Do any lines in the data below contain "ONLINE"? If so, copy every one of them.

====== MATERIAL SHOWN ======

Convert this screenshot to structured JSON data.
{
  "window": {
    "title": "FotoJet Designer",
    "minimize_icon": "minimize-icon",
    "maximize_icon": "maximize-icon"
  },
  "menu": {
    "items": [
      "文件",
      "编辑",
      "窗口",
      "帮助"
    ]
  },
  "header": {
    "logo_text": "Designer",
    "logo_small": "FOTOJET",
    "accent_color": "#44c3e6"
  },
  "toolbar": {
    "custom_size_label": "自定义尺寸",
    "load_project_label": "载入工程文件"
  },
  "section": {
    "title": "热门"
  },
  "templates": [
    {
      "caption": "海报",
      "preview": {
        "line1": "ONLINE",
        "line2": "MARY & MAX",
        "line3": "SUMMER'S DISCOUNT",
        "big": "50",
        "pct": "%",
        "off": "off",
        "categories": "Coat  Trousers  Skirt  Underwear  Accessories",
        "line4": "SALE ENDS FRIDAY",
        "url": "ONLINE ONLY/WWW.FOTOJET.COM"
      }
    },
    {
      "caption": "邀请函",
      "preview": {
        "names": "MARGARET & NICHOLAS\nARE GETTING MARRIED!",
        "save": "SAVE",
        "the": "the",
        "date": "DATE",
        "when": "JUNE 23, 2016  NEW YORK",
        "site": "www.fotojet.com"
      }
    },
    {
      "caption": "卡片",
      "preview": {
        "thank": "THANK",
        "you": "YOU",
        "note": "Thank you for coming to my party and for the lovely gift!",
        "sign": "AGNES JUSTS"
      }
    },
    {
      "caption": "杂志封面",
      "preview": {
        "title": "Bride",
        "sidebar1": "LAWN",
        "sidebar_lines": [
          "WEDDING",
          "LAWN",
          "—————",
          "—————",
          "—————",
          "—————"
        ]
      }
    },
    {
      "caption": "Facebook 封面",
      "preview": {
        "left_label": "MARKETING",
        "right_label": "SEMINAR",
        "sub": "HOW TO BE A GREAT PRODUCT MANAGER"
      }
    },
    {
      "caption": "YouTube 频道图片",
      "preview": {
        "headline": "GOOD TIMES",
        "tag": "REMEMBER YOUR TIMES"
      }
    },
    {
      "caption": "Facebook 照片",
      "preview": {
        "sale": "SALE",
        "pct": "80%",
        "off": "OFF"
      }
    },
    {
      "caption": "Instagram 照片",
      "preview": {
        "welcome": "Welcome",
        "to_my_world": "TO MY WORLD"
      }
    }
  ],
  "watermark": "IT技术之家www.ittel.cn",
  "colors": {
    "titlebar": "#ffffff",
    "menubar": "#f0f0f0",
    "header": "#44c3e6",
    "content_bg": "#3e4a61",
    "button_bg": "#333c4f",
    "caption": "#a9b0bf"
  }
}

======

> _EXERCISE SOLUTION_
        "line1": "ONLINE",
        "url": "ONLINE ONLY/WWW.FOTOJET.COM"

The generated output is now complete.